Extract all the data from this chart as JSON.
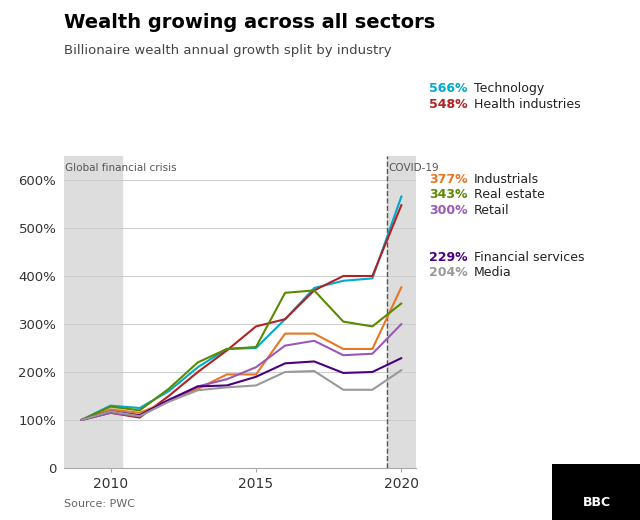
{
  "title": "Wealth growing across all sectors",
  "subtitle": "Billionaire wealth annual growth split by industry",
  "source": "Source: PWC",
  "years": [
    2009,
    2010,
    2011,
    2012,
    2013,
    2014,
    2015,
    2016,
    2017,
    2018,
    2019,
    2020
  ],
  "series": [
    {
      "name": "Technology",
      "color": "#00AACC",
      "end_pct": "566%",
      "values": [
        100,
        130,
        125,
        160,
        210,
        248,
        250,
        310,
        375,
        390,
        395,
        566
      ]
    },
    {
      "name": "Health industries",
      "color": "#B22222",
      "end_pct": "548%",
      "values": [
        100,
        115,
        105,
        150,
        200,
        245,
        295,
        310,
        370,
        400,
        400,
        548
      ]
    },
    {
      "name": "Industrials",
      "color": "#E87722",
      "end_pct": "377%",
      "values": [
        100,
        122,
        115,
        140,
        165,
        195,
        195,
        280,
        280,
        248,
        248,
        377
      ]
    },
    {
      "name": "Real estate",
      "color": "#5A8A00",
      "end_pct": "343%",
      "values": [
        100,
        128,
        120,
        165,
        220,
        248,
        252,
        365,
        370,
        305,
        295,
        343
      ]
    },
    {
      "name": "Retail",
      "color": "#9B59B6",
      "end_pct": "300%",
      "values": [
        100,
        115,
        108,
        140,
        170,
        185,
        210,
        255,
        265,
        235,
        238,
        300
      ]
    },
    {
      "name": "Financial services",
      "color": "#4B0082",
      "end_pct": "229%",
      "values": [
        100,
        118,
        110,
        142,
        170,
        172,
        190,
        218,
        222,
        198,
        200,
        229
      ]
    },
    {
      "name": "Media",
      "color": "#999999",
      "end_pct": "204%",
      "values": [
        100,
        118,
        108,
        138,
        162,
        168,
        172,
        200,
        202,
        163,
        163,
        204
      ]
    }
  ],
  "gfc_shade_x0": 2008.4,
  "gfc_shade_x1": 2010.4,
  "covid_shade_x0": 2019.5,
  "covid_shade_x1": 2020.5,
  "covid_line_x": 2019.5,
  "gfc_label": "Global financial crisis",
  "covid_label": "COVID-19",
  "xlim": [
    2008.4,
    2020.5
  ],
  "ylim": [
    0,
    650
  ],
  "yticks": [
    0,
    100,
    200,
    300,
    400,
    500,
    600
  ],
  "xticks": [
    2010,
    2015,
    2020
  ],
  "shade_color": "#DDDDDD",
  "grid_color": "#CCCCCC",
  "spine_color": "#AAAAAA",
  "title_color": "#000000",
  "subtitle_color": "#444444",
  "label_color": "#555555",
  "source_text": "Source: PWC",
  "bbc_text": "BBC",
  "background_color": "#FFFFFF"
}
————————
◆ **Set task**:
In the records above, find each line that holds the word "name"; copy all such lines.

◆ **The reply**:
      "name": "Technology",
      "name": "Health industries",
      "name": "Industrials",
      "name": "Real estate",
      "name": "Retail",
      "name": "Financial services",
      "name": "Media",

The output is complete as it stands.